- **PROBLEM STATEMENT**: List all lines of the data containing the word "программным".

========================================================================

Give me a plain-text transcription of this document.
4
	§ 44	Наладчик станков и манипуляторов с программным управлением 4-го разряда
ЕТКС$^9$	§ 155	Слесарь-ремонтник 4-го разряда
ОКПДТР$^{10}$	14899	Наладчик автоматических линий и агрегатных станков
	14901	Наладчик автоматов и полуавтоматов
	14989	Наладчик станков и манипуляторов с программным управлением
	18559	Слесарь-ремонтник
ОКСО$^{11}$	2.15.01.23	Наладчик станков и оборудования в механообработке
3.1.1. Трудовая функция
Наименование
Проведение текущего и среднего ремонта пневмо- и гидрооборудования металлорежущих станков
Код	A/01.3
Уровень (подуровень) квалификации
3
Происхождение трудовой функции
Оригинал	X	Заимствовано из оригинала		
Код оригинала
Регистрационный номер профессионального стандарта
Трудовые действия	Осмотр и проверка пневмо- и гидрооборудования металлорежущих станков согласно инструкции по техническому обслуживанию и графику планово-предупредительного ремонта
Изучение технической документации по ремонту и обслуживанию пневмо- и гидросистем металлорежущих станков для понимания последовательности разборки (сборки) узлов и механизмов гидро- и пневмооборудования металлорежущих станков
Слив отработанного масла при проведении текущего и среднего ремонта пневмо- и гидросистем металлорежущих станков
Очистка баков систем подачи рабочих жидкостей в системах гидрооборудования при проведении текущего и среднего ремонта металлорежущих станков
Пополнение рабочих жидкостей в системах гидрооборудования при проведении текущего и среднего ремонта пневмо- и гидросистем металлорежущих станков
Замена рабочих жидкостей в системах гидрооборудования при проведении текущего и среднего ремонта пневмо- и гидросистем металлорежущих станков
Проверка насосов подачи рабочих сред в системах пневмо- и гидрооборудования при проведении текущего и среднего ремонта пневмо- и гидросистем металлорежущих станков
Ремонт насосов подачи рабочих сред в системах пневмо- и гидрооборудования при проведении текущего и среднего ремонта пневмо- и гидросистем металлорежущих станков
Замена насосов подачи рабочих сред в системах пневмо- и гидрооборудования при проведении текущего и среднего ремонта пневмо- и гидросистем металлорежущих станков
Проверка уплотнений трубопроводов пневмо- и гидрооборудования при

========================================================================

- **RESULT OF THE EXERCISE**:
	§ 44	Наладчик станков и манипуляторов с программным управлением 4-го разряда
	14989	Наладчик станков и манипуляторов с программным управлением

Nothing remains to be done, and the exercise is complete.